- Work required
Your task is to copy every line of this material exactly.

- Data shown
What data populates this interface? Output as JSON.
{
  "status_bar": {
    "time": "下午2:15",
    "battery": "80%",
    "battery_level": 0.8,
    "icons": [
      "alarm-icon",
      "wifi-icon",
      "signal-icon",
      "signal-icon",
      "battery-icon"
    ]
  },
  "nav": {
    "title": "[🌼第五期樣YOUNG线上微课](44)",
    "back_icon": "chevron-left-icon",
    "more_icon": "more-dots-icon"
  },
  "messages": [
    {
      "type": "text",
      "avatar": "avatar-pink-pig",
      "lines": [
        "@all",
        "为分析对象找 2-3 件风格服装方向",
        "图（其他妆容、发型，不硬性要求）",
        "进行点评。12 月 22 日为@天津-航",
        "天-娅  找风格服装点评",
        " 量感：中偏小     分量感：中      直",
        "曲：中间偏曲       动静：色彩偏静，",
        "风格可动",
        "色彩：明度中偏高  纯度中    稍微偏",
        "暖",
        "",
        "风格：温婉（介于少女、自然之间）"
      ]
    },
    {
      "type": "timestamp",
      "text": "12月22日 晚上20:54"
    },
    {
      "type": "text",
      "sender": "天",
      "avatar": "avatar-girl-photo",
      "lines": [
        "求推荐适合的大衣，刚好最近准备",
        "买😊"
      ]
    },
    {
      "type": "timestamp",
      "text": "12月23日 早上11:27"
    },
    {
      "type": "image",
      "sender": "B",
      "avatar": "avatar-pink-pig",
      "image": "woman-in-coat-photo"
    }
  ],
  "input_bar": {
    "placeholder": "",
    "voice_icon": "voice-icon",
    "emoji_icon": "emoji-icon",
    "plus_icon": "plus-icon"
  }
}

- Completed task
What data populates this interface? Output as JSON.
{
  "status_bar": {
    "time": "下午2:15",
    "battery": "80%",
    "battery_level": 0.8,
    "icons": [
      "alarm-icon",
      "wifi-icon",
      "signal-icon",
      "signal-icon",
      "battery-icon"
    ]
  },
  "nav": {
    "title": "[🌼第五期樣YOUNG线上微课](44)",
    "back_icon": "chevron-left-icon",
    "more_icon": "more-dots-icon"
  },
  "messages": [
    {
      "type": "text",
      "avatar": "avatar-pink-pig",
      "lines": [
        "@all",
        "为分析对象找 2-3 件风格服装方向",
        "图（其他妆容、发型，不硬性要求）",
        "进行点评。12 月 22 日为@天津-航",
        "天-娅  找风格服装点评",
        " 量感：中偏小     分量感：中      直",
        "曲：中间偏曲       动静：色彩偏静，",
        "风格可动",
        "色彩：明度中偏高  纯度中    稍微偏",
        "暖",
        "",
        "风格：温婉（介于少女、自然之间）"
      ]
    },
    {
      "type": "timestamp",
      "text": "12月22日 晚上20:54"
    },
    {
      "type": "text",
      "sender": "天",
      "avatar": "avatar-girl-photo",
      "lines": [
        "求推荐适合的大衣，刚好最近准备",
        "买😊"
      ]
    },
    {
      "type": "timestamp",
      "text": "12月23日 早上11:27"
    },
    {
      "type": "image",
      "sender": "B",
      "avatar": "avatar-pink-pig",
      "image": "woman-in-coat-photo"
    }
  ],
  "input_bar": {
    "placeholder": "",
    "voice_icon": "voice-icon",
    "emoji_icon": "emoji-icon",
    "plus_icon": "plus-icon"
  }
}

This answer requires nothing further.